_QUOTED TEXT_.
= = = = = = =
# custom pen inlays



## RusDemka (Jun 9, 2012)

Does anyone know of a place to get custom inlays made for pens, I have a customer asking for a specific police badge for a retired officer. I'm not gettin any luck on Google

Got wood? Turn it.....


----------



## kd5nay (May 25, 2012)

I know woodcraft can do the laser engraving. Not sure if they can laser cut inlays or not though


----------



## duncsuss (Aug 21, 2009)

If engraving is sufficient, WoodTurningz also do it. You might give them a phone call and ask if they can also do laser-cut inlays (they are really helpful people in my experience.)

The inlay kits I've used were made by Kallenshaan Woods -- give them a call, a custom inlay will probably be expensive but if that's what the customer wants (and is willing to pay for) ...

Good luck with your quest :thumbsup:


----------



## kd5nay (May 25, 2012)

And don't forget to let us know how it turns out


----------



## BassBlaster (Nov 21, 2010)

Does it have to be an inlay or can it be a decal?

You can buy blank water slide decal paper and print any decals you want with an ink jet printer and then apply the decal to the pen prior to the CA finish. Okay, there are some other steps but it sounds like a real simple process. I'm actually getting ready to purchase a better printer just for pen decals. I hate to keep referring people to other forums but go look around over at the IAP forum and get all kinds of cool ideas!!
= = = = = = =
_DATA SHOWN_.
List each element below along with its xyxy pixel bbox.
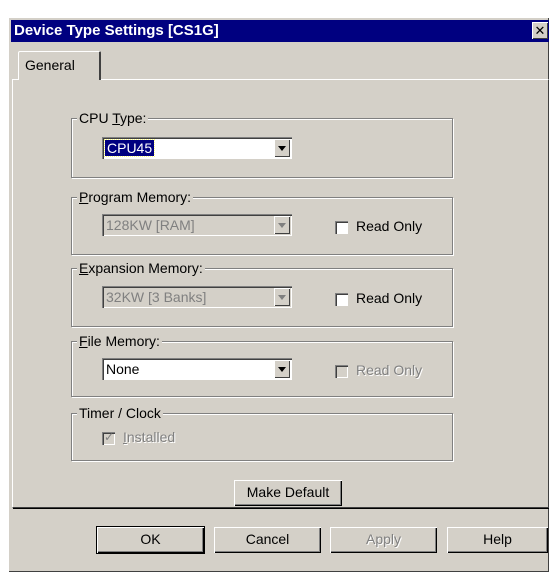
= = = = = = =
_REQUIREMENT 1_.
Copy the passage of the pen inlay thread above word for word, starting at "If engraving is" and ending at "pay for) ...".
_REQUIREMENT 2_.
Extend the forum thread on custom pen inlays, picking up right after its last post.

_TASK OUTPUT 1_.
If engraving is sufficient, WoodTurningz also do it. You might give them a phone call and ask if they can also do laser-cut inlays (they are really helpful people in my experience.)

The inlay kits I've used were made by Kallenshaan Woods -- give them a call, a custom inlay will probably be expensive but if that's what the customer wants (and is willing to pay for) ...

_TASK OUTPUT 2_.
----------



## RusDemka (Jun 9, 2012)

duncsuss said:


> If engraving is sufficient, WoodTurningz also do it. You might give them a phone call and ask if they can also do laser-cut inlays (they are really helpful people in my experience.)
> 
> The inlay kits I've used were made by Kallenshaan Woods -- give them a call, a custom inlay will probably be expensive but if that's what the customer wants (and is willing to pay for) ...
> 
> Good luck with your quest :thumbsup:


Kallenshaan Woods does do custom inlays, but they have a minimum quantity requirement, or it has to be something they can sell, in my case its a one off thing. ill give WoodTurningz a call.


----------



## RusDemka (Jun 9, 2012)

BassBlaster said:


> Does it have to be an inlay or can it be a decal?
> 
> You can buy blank water slide decal paper and print any decals you want with an ink jet printer and then apply the decal to the pen prior to the CA finish. Okay, there are some other steps but it sounds like a real simple process. I'm actually getting ready to purchase a better printer just for pen decals. I hate to keep referring people to other forums but go look around over at the IAP forum and get all kinds of cool ideas!!


This was the next thing i was thinking of doing...


----------



## duncsuss (Aug 21, 2009)

I came across THIS WEBSITE and it reminded me of your search ... could be worth trying to contact the person that does it, see if he might make a special for you.


----------



## RusDemka (Jun 9, 2012)

duncsuss said:


> I came across THIS WEBSITE and it reminded me of your search ... could be worth trying to contact the person that does it, see if he might make a special for you.


This one looks promising, sent them an email will let you all know if they do one off, looks like they do laser engraving which may work

Got wood? Turn it.....


----------



## joek30296 (Dec 16, 2009)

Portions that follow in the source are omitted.